[Extracted data entries]
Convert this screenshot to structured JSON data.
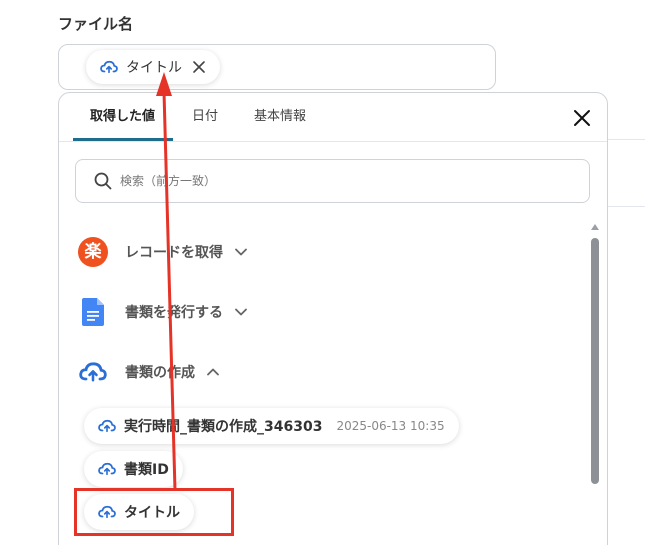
{
  "field": {
    "label": "ファイル名",
    "selected_chip": "タイトル"
  },
  "panel": {
    "tabs": [
      {
        "label": "取得した値",
        "active": true
      },
      {
        "label": "日付",
        "active": false
      },
      {
        "label": "基本情報",
        "active": false
      }
    ],
    "search_placeholder": "検索（前方一致）",
    "sections": [
      {
        "label": "レコードを取得",
        "expanded": false,
        "icon": "rakuten-icon"
      },
      {
        "label": "書類を発行する",
        "expanded": false,
        "icon": "google-docs-icon"
      },
      {
        "label": "書類の作成",
        "expanded": true,
        "icon": "cloud-icon"
      }
    ],
    "items": [
      {
        "label": "実行時間_書類の作成_346303",
        "date": "2025-06-13 10:35"
      },
      {
        "label": "書類ID"
      },
      {
        "label": "タイトル"
      }
    ]
  },
  "icons": {
    "rakuten_glyph": "楽"
  },
  "colors": {
    "accent": "#1f6d8c",
    "cloud": "#2b6fd6",
    "rakuten": "#f0521f",
    "docs": "#4285f4",
    "annotation": "#e53327"
  }
}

Challenge: Write out the material above once more, exactly as it reads, with no pictures.

Expected output:
Convert this screenshot to structured JSON data.
{
  "field": {
    "label": "ファイル名",
    "selected_chip": "タイトル"
  },
  "panel": {
    "tabs": [
      {
        "label": "取得した値",
        "active": true
      },
      {
        "label": "日付",
        "active": false
      },
      {
        "label": "基本情報",
        "active": false
      }
    ],
    "search_placeholder": "検索（前方一致）",
    "sections": [
      {
        "label": "レコードを取得",
        "expanded": false,
        "icon": "rakuten-icon"
      },
      {
        "label": "書類を発行する",
        "expanded": false,
        "icon": "google-docs-icon"
      },
      {
        "label": "書類の作成",
        "expanded": true,
        "icon": "cloud-icon"
      }
    ],
    "items": [
      {
        "label": "実行時間_書類の作成_346303",
        "date": "2025-06-13 10:35"
      },
      {
        "label": "書類ID"
      },
      {
        "label": "タイトル"
      }
    ]
  },
  "icons": {
    "rakuten_glyph": "楽"
  },
  "colors": {
    "accent": "#1f6d8c",
    "cloud": "#2b6fd6",
    "rakuten": "#f0521f",
    "docs": "#4285f4",
    "annotation": "#e53327"
  }
}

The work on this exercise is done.